Set exercise - Go through the material below and copy each line where the word "BLACK" appears.

Dataset records -

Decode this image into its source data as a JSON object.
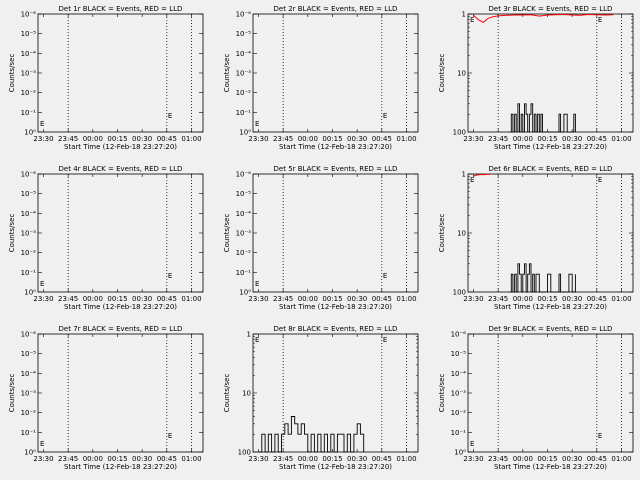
{
  "figure": {
    "background": "#f0f0f0",
    "event_color": "#000000",
    "lld_color": "#ff0000"
  },
  "chart_data": [
    {
      "type": "line",
      "title": "Det 1r BLACK = Events, RED = LLD",
      "xlabel": "Start Time (12-Feb-18 23:27:20)",
      "ylabel": "Counts/sec",
      "x_ticks": [
        "23:30",
        "23:45",
        "00:00",
        "00:15",
        "00:30",
        "00:45",
        "01:00"
      ],
      "y_scale": "log",
      "ylim": [
        1e-06,
        0.1
      ],
      "y_ticks": [
        "10⁰",
        "10⁻¹",
        "10⁻²",
        "10⁻³",
        "10⁻⁴",
        "10⁻⁵",
        "10⁻⁶"
      ],
      "lld_series": [],
      "event_series": [],
      "marker": "E"
    },
    {
      "type": "line",
      "title": "Det 2r BLACK = Events, RED = LLD",
      "xlabel": "Start Time (12-Feb-18 23:27:20)",
      "ylabel": "Counts/sec",
      "x_ticks": [
        "23:30",
        "23:45",
        "00:00",
        "00:15",
        "00:30",
        "00:45",
        "01:00"
      ],
      "y_scale": "log",
      "ylim": [
        1e-06,
        0.1
      ],
      "y_ticks": [
        "10⁰",
        "10⁻¹",
        "10⁻²",
        "10⁻³",
        "10⁻⁴",
        "10⁻⁵",
        "10⁻⁶"
      ],
      "lld_series": [],
      "event_series": [],
      "marker": "E"
    },
    {
      "type": "line",
      "title": "Det 3r BLACK = Events, RED = LLD",
      "xlabel": "Start Time (12-Feb-18 23:27:20)",
      "ylabel": "Counts/sec",
      "x_ticks": [
        "23:30",
        "23:45",
        "00:00",
        "00:15",
        "00:30",
        "00:45",
        "01:00"
      ],
      "y_scale": "log",
      "ylim": [
        1,
        100
      ],
      "y_ticks": [
        "100",
        "10",
        "1"
      ],
      "lld_series": [
        [
          0,
          95
        ],
        [
          3,
          80
        ],
        [
          6,
          72
        ],
        [
          9,
          85
        ],
        [
          12,
          90
        ],
        [
          15,
          93
        ],
        [
          20,
          95
        ],
        [
          25,
          96
        ],
        [
          30,
          96
        ],
        [
          35,
          97
        ],
        [
          40,
          92
        ],
        [
          45,
          96
        ],
        [
          50,
          97
        ],
        [
          55,
          98
        ],
        [
          60,
          96
        ],
        [
          65,
          95
        ],
        [
          70,
          98
        ],
        [
          75,
          97
        ],
        [
          80,
          96
        ],
        [
          85,
          97
        ]
      ],
      "event_series": [
        [
          22,
          1
        ],
        [
          23,
          2
        ],
        [
          24,
          1
        ],
        [
          25,
          2
        ],
        [
          26,
          1
        ],
        [
          27,
          3
        ],
        [
          28,
          1
        ],
        [
          29,
          2
        ],
        [
          30,
          1
        ],
        [
          31,
          3
        ],
        [
          32,
          2
        ],
        [
          33,
          1
        ],
        [
          34,
          2
        ],
        [
          35,
          3
        ],
        [
          36,
          1
        ],
        [
          37,
          2
        ],
        [
          38,
          1
        ],
        [
          39,
          2
        ],
        [
          40,
          1
        ],
        [
          41,
          2
        ],
        [
          42,
          1
        ],
        [
          50,
          1
        ],
        [
          52,
          2
        ],
        [
          53,
          1
        ],
        [
          55,
          2
        ],
        [
          57,
          1
        ],
        [
          60,
          1
        ],
        [
          61,
          2
        ],
        [
          62,
          1
        ]
      ],
      "marker": "E"
    },
    {
      "type": "line",
      "title": "Det 4r BLACK = Events, RED = LLD",
      "xlabel": "Start Time (12-Feb-18 23:27:20)",
      "ylabel": "Counts/sec",
      "x_ticks": [
        "23:30",
        "23:45",
        "00:00",
        "00:15",
        "00:30",
        "00:45",
        "01:00"
      ],
      "y_scale": "log",
      "ylim": [
        1e-06,
        0.1
      ],
      "y_ticks": [
        "10⁰",
        "10⁻¹",
        "10⁻²",
        "10⁻³",
        "10⁻⁴",
        "10⁻⁵",
        "10⁻⁶"
      ],
      "lld_series": [],
      "event_series": [],
      "marker": "E"
    },
    {
      "type": "line",
      "title": "Det 5r BLACK = Events, RED = LLD",
      "xlabel": "Start Time (12-Feb-18 23:27:20)",
      "ylabel": "Counts/sec",
      "x_ticks": [
        "23:30",
        "23:45",
        "00:00",
        "00:15",
        "00:30",
        "00:45",
        "01:00"
      ],
      "y_scale": "log",
      "ylim": [
        1e-06,
        0.1
      ],
      "y_ticks": [
        "10⁰",
        "10⁻¹",
        "10⁻²",
        "10⁻³",
        "10⁻⁴",
        "10⁻⁵",
        "10⁻⁶"
      ],
      "lld_series": [],
      "event_series": [],
      "marker": "E"
    },
    {
      "type": "line",
      "title": "Det 6r BLACK = Events, RED = LLD",
      "xlabel": "Start Time (12-Feb-18 23:27:20)",
      "ylabel": "Counts/sec",
      "x_ticks": [
        "23:30",
        "23:45",
        "00:00",
        "00:15",
        "00:30",
        "00:45",
        "01:00"
      ],
      "y_scale": "log",
      "ylim": [
        1,
        100
      ],
      "y_ticks": [
        "100",
        "10",
        "1"
      ],
      "lld_series": [
        [
          0,
          92
        ],
        [
          2,
          96
        ],
        [
          4,
          98
        ],
        [
          6,
          97
        ],
        [
          8,
          99
        ],
        [
          10,
          98
        ]
      ],
      "event_series": [
        [
          22,
          1
        ],
        [
          23,
          2
        ],
        [
          24,
          1
        ],
        [
          25,
          2
        ],
        [
          26,
          1
        ],
        [
          27,
          3
        ],
        [
          28,
          2
        ],
        [
          29,
          1
        ],
        [
          30,
          2
        ],
        [
          31,
          3
        ],
        [
          32,
          1
        ],
        [
          33,
          2
        ],
        [
          34,
          3
        ],
        [
          35,
          1
        ],
        [
          36,
          2
        ],
        [
          37,
          1
        ],
        [
          38,
          2
        ],
        [
          40,
          1
        ],
        [
          45,
          2
        ],
        [
          47,
          1
        ],
        [
          52,
          2
        ],
        [
          53,
          1
        ],
        [
          55,
          1
        ],
        [
          58,
          2
        ],
        [
          60,
          1
        ],
        [
          62,
          2
        ]
      ],
      "marker": "E"
    },
    {
      "type": "line",
      "title": "Det 7r BLACK = Events, RED = LLD",
      "xlabel": "Start Time (12-Feb-18 23:27:20)",
      "ylabel": "Counts/sec",
      "x_ticks": [
        "23:30",
        "23:45",
        "00:00",
        "00:15",
        "00:30",
        "00:45",
        "01:00"
      ],
      "y_scale": "log",
      "ylim": [
        1e-06,
        0.1
      ],
      "y_ticks": [
        "10⁰",
        "10⁻¹",
        "10⁻²",
        "10⁻³",
        "10⁻⁴",
        "10⁻⁵",
        "10⁻⁶"
      ],
      "lld_series": [],
      "event_series": [],
      "marker": "E"
    },
    {
      "type": "line",
      "title": "Det 8r BLACK = Events, RED = LLD",
      "xlabel": "Start Time (12-Feb-18 23:27:20)",
      "ylabel": "Counts/sec",
      "x_ticks": [
        "23:30",
        "23:45",
        "00:00",
        "00:15",
        "00:30",
        "00:45",
        "01:00"
      ],
      "y_scale": "log",
      "ylim": [
        1,
        100
      ],
      "y_ticks": [
        "100",
        "10",
        "1"
      ],
      "lld_series": [],
      "event_series": [
        [
          0,
          1
        ],
        [
          2,
          2
        ],
        [
          4,
          1
        ],
        [
          6,
          2
        ],
        [
          8,
          1
        ],
        [
          10,
          2
        ],
        [
          12,
          1
        ],
        [
          14,
          2
        ],
        [
          16,
          3
        ],
        [
          18,
          2
        ],
        [
          20,
          4
        ],
        [
          22,
          3
        ],
        [
          24,
          2
        ],
        [
          26,
          3
        ],
        [
          28,
          2
        ],
        [
          30,
          1
        ],
        [
          32,
          2
        ],
        [
          34,
          1
        ],
        [
          36,
          2
        ],
        [
          38,
          1
        ],
        [
          40,
          2
        ],
        [
          42,
          1
        ],
        [
          44,
          2
        ],
        [
          46,
          1
        ],
        [
          48,
          2
        ],
        [
          50,
          2
        ],
        [
          52,
          1
        ],
        [
          54,
          2
        ],
        [
          56,
          1
        ],
        [
          58,
          2
        ],
        [
          60,
          3
        ],
        [
          62,
          2
        ],
        [
          64,
          1
        ]
      ],
      "marker": "E"
    },
    {
      "type": "line",
      "title": "Det 9r BLACK = Events, RED = LLD",
      "xlabel": "Start Time (12-Feb-18 23:27:20)",
      "ylabel": "Counts/sec",
      "x_ticks": [
        "23:30",
        "23:45",
        "00:00",
        "00:15",
        "00:30",
        "00:45",
        "01:00"
      ],
      "y_scale": "log",
      "ylim": [
        1e-06,
        0.1
      ],
      "y_ticks": [
        "10⁰",
        "10⁻¹",
        "10⁻²",
        "10⁻³",
        "10⁻⁴",
        "10⁻⁵",
        "10⁻⁶"
      ],
      "lld_series": [],
      "event_series": [],
      "marker": "E"
    }
  ]
}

Reply to the exercise -
      "title": "Det 1r BLACK = Events, RED = LLD",
      "title": "Det 2r BLACK = Events, RED = LLD",
      "title": "Det 3r BLACK = Events, RED = LLD",
      "title": "Det 4r BLACK = Events, RED = LLD",
      "title": "Det 5r BLACK = Events, RED = LLD",
      "title": "Det 6r BLACK = Events, RED = LLD",
      "title": "Det 7r BLACK = Events, RED = LLD",
      "title": "Det 8r BLACK = Events, RED = LLD",
      "title": "Det 9r BLACK = Events, RED = LLD",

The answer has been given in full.